• Work required:
Read the lines of the data below and retrieve those with "mindestens".

• Dataset excerpts:

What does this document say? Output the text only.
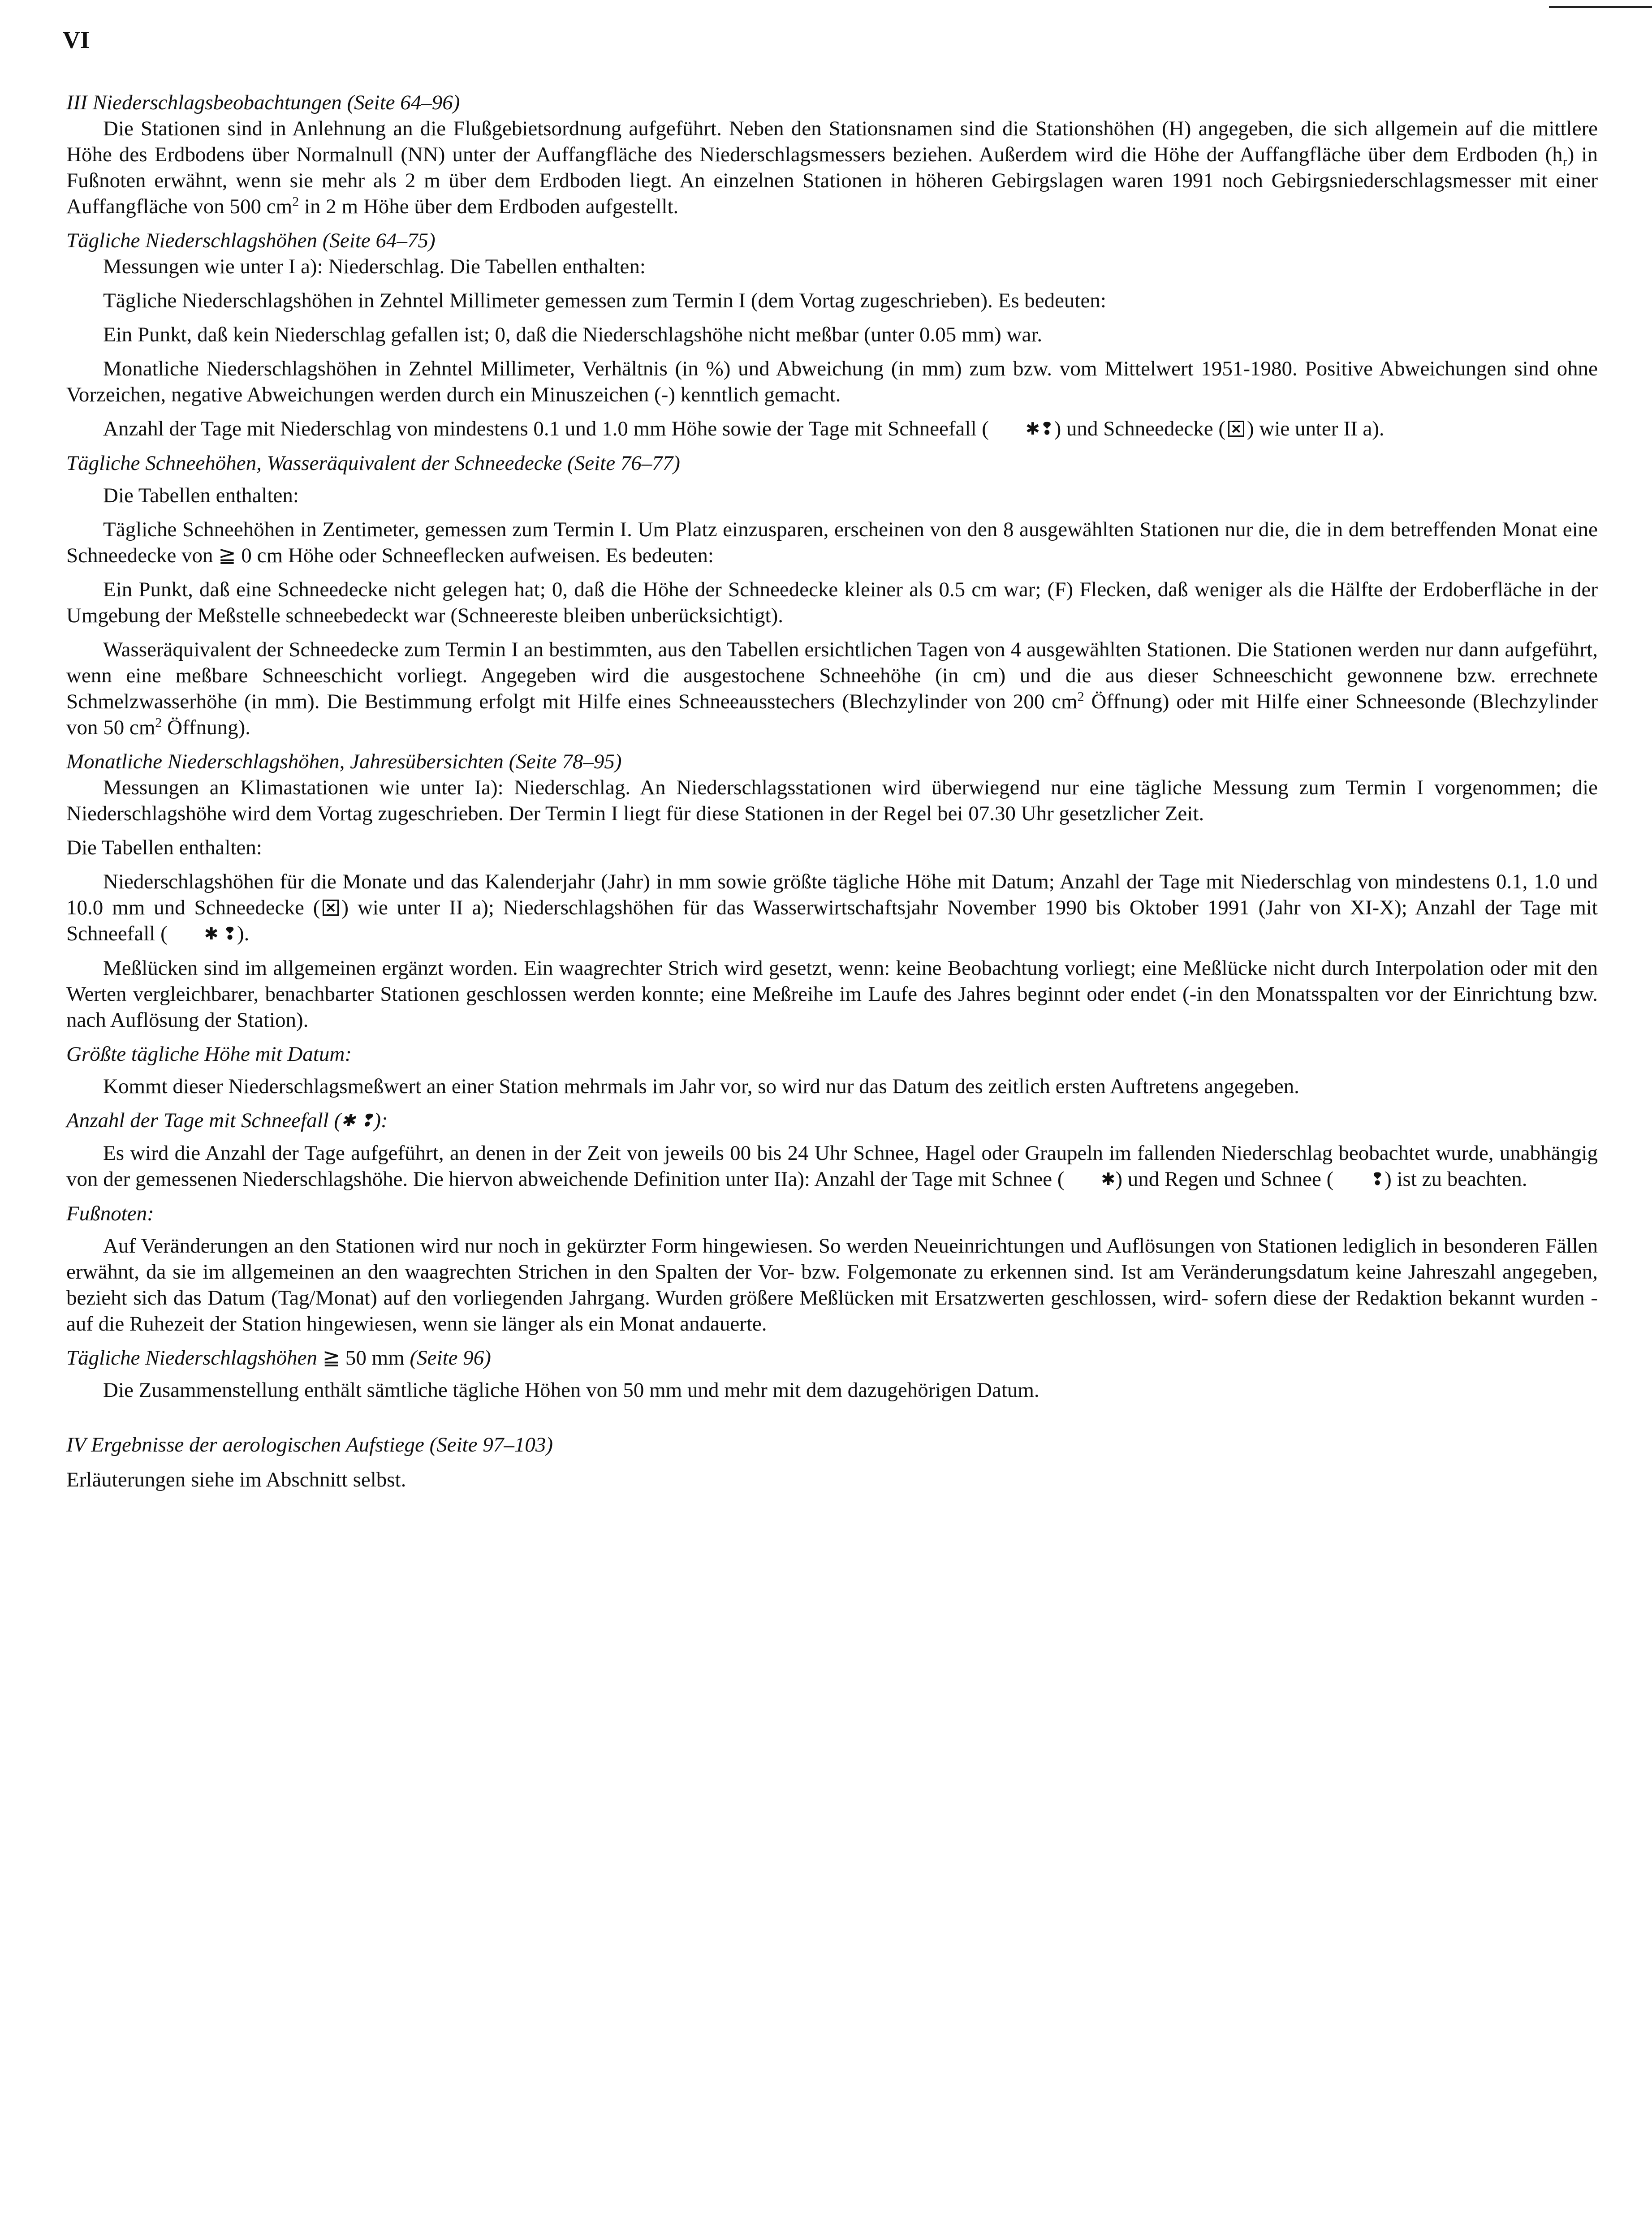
VI

III Niederschlagsbeobachtungen (Seite 64–96)

Die Stationen sind in Anlehnung an die Flußgebietsordnung aufgeführt. Neben den Stationsnamen sind die Stationshöhen (H) angegeben, die sich allgemein auf die mittlere Höhe des Erdbodens über Normalnull (NN) unter der Auffangfläche des Niederschlagsmessers beziehen. Außerdem wird die Höhe der Auffangfläche über dem Erdboden $(h_r)$ in Fußnoten erwähnt, wenn sie mehr als 2 m über dem Erdboden liegt. An einzelnen Stationen in höheren Gebirgslagen waren 1991 noch Gebirgsniederschlagsmesser mit einer Auffangfläche von 500 $cm^2$ in 2 m Höhe über dem Erdboden aufgestellt.

Tägliche Niederschlagshöhen (Seite 64–75)

Messungen wie unter I a): Niederschlag. Die Tabellen enthalten:

Tägliche Niederschlagshöhen in Zehntel Millimeter gemessen zum Termin I (dem Vortag zugeschrieben). Es bedeuten:

Ein Punkt, daß kein Niederschlag gefallen ist; 0, daß die Niederschlagshöhe nicht meßbar (unter 0.05 mm) war.

Monatliche Niederschlagshöhen in Zehntel Millimeter, Verhältnis (in %) und Abweichung (in mm) zum bzw. vom Mittelwert 1951-1980. Positive Abweichungen sind ohne Vorzeichen, negative Abweichungen werden durch ein Minuszeichen (-) kenntlich gemacht.

Anzahl der Tage mit Niederschlag von mindestens 0.1 und 1.0 mm Höhe sowie der Tage mit Schneefall ( ✱❢) und Schneedecke ( ) wie unter II a).

Tägliche Schneehöhen, Wasseräquivalent der Schneedecke (Seite 76–77)

Die Tabellen enthalten:

Tägliche Schneehöhen in Zentimeter, gemessen zum Termin I. Um Platz einzusparen, erscheinen von den 8 ausgewählten Stationen nur die, die in dem betreffenden Monat eine Schneedecke von ≧ 0 cm Höhe oder Schneeflecken aufweisen. Es bedeuten:

Ein Punkt, daß eine Schneedecke nicht gelegen hat; 0, daß die Höhe der Schneedecke kleiner als 0.5 cm war; (F) Flecken, daß weniger als die Hälfte der Erdoberfläche in der Umgebung der Meßstelle schneebedeckt war (Schneereste bleiben unberücksichtigt).

Wasseräquivalent der Schneedecke zum Termin I an bestimmten, aus den Tabellen ersichtlichen Tagen von 4 ausgewählten Stationen. Die Stationen werden nur dann aufgeführt, wenn eine meßbare Schneeschicht vorliegt. Angegeben wird die ausgestochene Schneehöhe (in cm) und die aus dieser Schneeschicht gewonnene bzw. errechnete Schmelzwasserhöhe (in mm). Die Bestimmung erfolgt mit Hilfe eines Schneeausstechers (Blechzylinder von 200 $cm^2$ Öffnung) oder mit Hilfe einer Schneesonde (Blechzylinder von 50 $cm^2$ Öffnung).

Monatliche Niederschlagshöhen, Jahresübersichten (Seite 78–95)

Messungen an Klimastationen wie unter Ia): Niederschlag. An Niederschlagsstationen wird überwiegend nur eine tägliche Messung zum Termin I vorgenommen; die Niederschlagshöhe wird dem Vortag zugeschrieben. Der Termin I liegt für diese Stationen in der Regel bei 07.30 Uhr gesetzlicher Zeit.

Die Tabellen enthalten:

Niederschlagshöhen für die Monate und das Kalenderjahr (Jahr) in mm sowie größte tägliche Höhe mit Datum; Anzahl der Tage mit Niederschlag von mindestens 0.1, 1.0 und 10.0 mm und Schneedecke ( ) wie unter II a); Niederschlagshöhen für das Wasserwirtschaftsjahr November 1990 bis Oktober 1991 (Jahr von XI-X); Anzahl der Tage mit Schneefall ( ✱ ❢).

Meßlücken sind im allgemeinen ergänzt worden. Ein waagrechter Strich wird gesetzt, wenn: keine Beobachtung vorliegt; eine Meßlücke nicht durch Interpolation oder mit den Werten vergleichbarer, benachbarter Stationen geschlossen werden konnte; eine Meßreihe im Laufe des Jahres beginnt oder endet (-in den Monatsspalten vor der Einrichtung bzw. nach Auflösung der Station).

Größte tägliche Höhe mit Datum:

Kommt dieser Niederschlagsmeßwert an einer Station mehrmals im Jahr vor, so wird nur das Datum des zeitlich ersten Auftretens angegeben.

Anzahl der Tage mit Schneefall (✱ ❢):

Es wird die Anzahl der Tage aufgeführt, an denen in der Zeit von jeweils 00 bis 24 Uhr Schnee, Hagel oder Graupeln im fallenden Niederschlag beobachtet wurde, unabhängig von der gemessenen Niederschlagshöhe. Die hiervon abweichende Definition unter IIa): Anzahl der Tage mit Schnee ( ✱) und Regen und Schnee ( ❢) ist zu beachten.

Fußnoten:

Auf Veränderungen an den Stationen wird nur noch in gekürzter Form hingewiesen. So werden Neueinrichtungen und Auflösungen von Stationen lediglich in besonderen Fällen erwähnt, da sie im allgemeinen an den waagrechten Strichen in den Spalten der Vor- bzw. Folgemonate zu erkennen sind. Ist am Veränderungsdatum keine Jahreszahl angegeben, bezieht sich das Datum (Tag/Monat) auf den vorliegenden Jahrgang. Wurden größere Meßlücken mit Ersatzwerten geschlossen, wird- sofern diese der Redaktion bekannt wurden - auf die Ruhezeit der Station hingewiesen, wenn sie länger als ein Monat andauerte.

Tägliche Niederschlagshöhen ≧ 50 mm (Seite 96)

Die Zusammenstellung enthält sämtliche tägliche Höhen von 50 mm und mehr mit dem dazugehörigen Datum.

IV Ergebnisse der aerologischen Aufstiege (Seite 97–103)

Erläuterungen siehe im Abschnitt selbst.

• Output for this task:
Anzahl der Tage mit Niederschlag von mindestens 0.1 und 1.0 mm Höhe sowie der Tage mit Schneefall ( ✱❢) und Schneedecke ( ) wie unter II a).
Niederschlagshöhen für die Monate und das Kalenderjahr (Jahr) in mm sowie größte tägliche Höhe mit Datum; Anzahl der Tage mit Niederschlag von mindestens 0.1, 1.0 und 10.0 mm und Schneedecke ( ) wie unter II a); Niederschlagshöhen für das Wasserwirtschaftsjahr November 1990 bis Oktober 1991 (Jahr von XI-X); Anzahl der Tage mit Schneefall ( ✱ ❢).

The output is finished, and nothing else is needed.